■ Task instructions
Make an exact copy of all the entries below, with the pictures left out.

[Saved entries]
= = =
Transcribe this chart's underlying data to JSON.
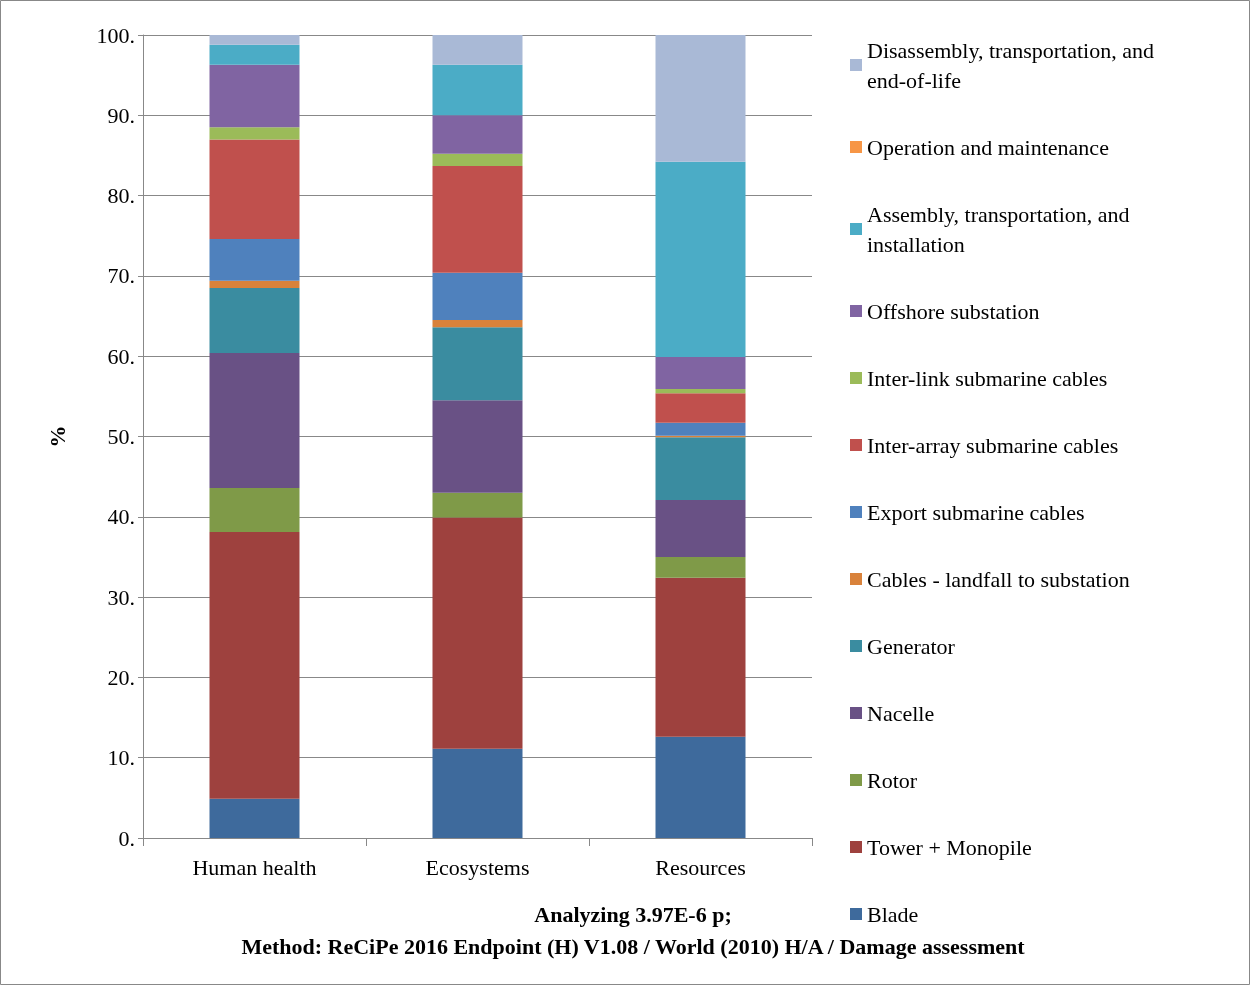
{
  "chart_data": {
    "type": "bar",
    "stacked": true,
    "title": "Analyzing 3.97E-6 p;\nMethod: ReCiPe 2016 Endpoint (H) V1.08 / World (2010) H/A / Damage assessment",
    "ylabel": "%",
    "categories": [
      "Human health",
      "Ecosystems",
      "Resources"
    ],
    "ylim": [
      0,
      100
    ],
    "yticks": [
      {
        "value": 0,
        "label": "0."
      },
      {
        "value": 10,
        "label": "10."
      },
      {
        "value": 20,
        "label": "20."
      },
      {
        "value": 30,
        "label": "30."
      },
      {
        "value": 40,
        "label": "40."
      },
      {
        "value": 50,
        "label": "50."
      },
      {
        "value": 60,
        "label": "60."
      },
      {
        "value": 70,
        "label": "70."
      },
      {
        "value": 80,
        "label": "80."
      },
      {
        "value": 90,
        "label": "90."
      },
      {
        "value": 100,
        "label": "100."
      }
    ],
    "grid": "y",
    "legend": "right",
    "series": [
      {
        "name": "Blade",
        "color": "#3e6a9c",
        "values": [
          4.9,
          11.1,
          12.6
        ]
      },
      {
        "name": "Tower + Monopile",
        "color": "#9e413e",
        "values": [
          33.2,
          28.8,
          19.8
        ]
      },
      {
        "name": "Rotor",
        "color": "#7f9a48",
        "values": [
          5.5,
          3.1,
          2.6
        ]
      },
      {
        "name": "Nacelle",
        "color": "#695185",
        "values": [
          16.8,
          11.5,
          7.1
        ]
      },
      {
        "name": "Generator",
        "color": "#3a8ca0",
        "values": [
          8.1,
          9.1,
          7.8
        ]
      },
      {
        "name": "Cables - landfall to substation",
        "color": "#d9823b",
        "values": [
          0.9,
          0.9,
          0.2
        ]
      },
      {
        "name": "Export submarine cables",
        "color": "#4f81bd",
        "values": [
          5.2,
          5.9,
          1.6
        ]
      },
      {
        "name": "Inter-array submarine cables",
        "color": "#c0504d",
        "values": [
          12.4,
          13.3,
          3.7
        ]
      },
      {
        "name": "Inter-link submarine cables",
        "color": "#9bbb59",
        "values": [
          1.5,
          1.5,
          0.5
        ]
      },
      {
        "name": "Offshore substation",
        "color": "#8064a2",
        "values": [
          7.8,
          4.8,
          4.0
        ]
      },
      {
        "name": "Assembly, transportation, and installation",
        "color": "#4bacc6",
        "values": [
          2.5,
          6.3,
          24.3
        ]
      },
      {
        "name": "Operation and maintenance",
        "color": "#f79646",
        "values": [
          0,
          0,
          0
        ]
      },
      {
        "name": "Disassembly, transportation, and end-of-life",
        "color": "#a9b9d6",
        "values": [
          1.2,
          3.7,
          15.8
        ]
      }
    ]
  }
}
= = =
■ Completed exercise
Transcribe this chart's underlying data to JSON.
{
  "chart_data": {
    "type": "bar",
    "stacked": true,
    "title": "Analyzing 3.97E-6 p;\nMethod: ReCiPe 2016 Endpoint (H) V1.08 / World (2010) H/A / Damage assessment",
    "ylabel": "%",
    "categories": [
      "Human health",
      "Ecosystems",
      "Resources"
    ],
    "ylim": [
      0,
      100
    ],
    "yticks": [
      {
        "value": 0,
        "label": "0."
      },
      {
        "value": 10,
        "label": "10."
      },
      {
        "value": 20,
        "label": "20."
      },
      {
        "value": 30,
        "label": "30."
      },
      {
        "value": 40,
        "label": "40."
      },
      {
        "value": 50,
        "label": "50."
      },
      {
        "value": 60,
        "label": "60."
      },
      {
        "value": 70,
        "label": "70."
      },
      {
        "value": 80,
        "label": "80."
      },
      {
        "value": 90,
        "label": "90."
      },
      {
        "value": 100,
        "label": "100."
      }
    ],
    "grid": "y",
    "legend": "right",
    "series": [
      {
        "name": "Blade",
        "color": "#3e6a9c",
        "values": [
          4.9,
          11.1,
          12.6
        ]
      },
      {
        "name": "Tower + Monopile",
        "color": "#9e413e",
        "values": [
          33.2,
          28.8,
          19.8
        ]
      },
      {
        "name": "Rotor",
        "color": "#7f9a48",
        "values": [
          5.5,
          3.1,
          2.6
        ]
      },
      {
        "name": "Nacelle",
        "color": "#695185",
        "values": [
          16.8,
          11.5,
          7.1
        ]
      },
      {
        "name": "Generator",
        "color": "#3a8ca0",
        "values": [
          8.1,
          9.1,
          7.8
        ]
      },
      {
        "name": "Cables - landfall to substation",
        "color": "#d9823b",
        "values": [
          0.9,
          0.9,
          0.2
        ]
      },
      {
        "name": "Export submarine cables",
        "color": "#4f81bd",
        "values": [
          5.2,
          5.9,
          1.6
        ]
      },
      {
        "name": "Inter-array submarine cables",
        "color": "#c0504d",
        "values": [
          12.4,
          13.3,
          3.7
        ]
      },
      {
        "name": "Inter-link submarine cables",
        "color": "#9bbb59",
        "values": [
          1.5,
          1.5,
          0.5
        ]
      },
      {
        "name": "Offshore substation",
        "color": "#8064a2",
        "values": [
          7.8,
          4.8,
          4.0
        ]
      },
      {
        "name": "Assembly, transportation, and installation",
        "color": "#4bacc6",
        "values": [
          2.5,
          6.3,
          24.3
        ]
      },
      {
        "name": "Operation and maintenance",
        "color": "#f79646",
        "values": [
          0,
          0,
          0
        ]
      },
      {
        "name": "Disassembly, transportation, and end-of-life",
        "color": "#a9b9d6",
        "values": [
          1.2,
          3.7,
          15.8
        ]
      }
    ]
  }
}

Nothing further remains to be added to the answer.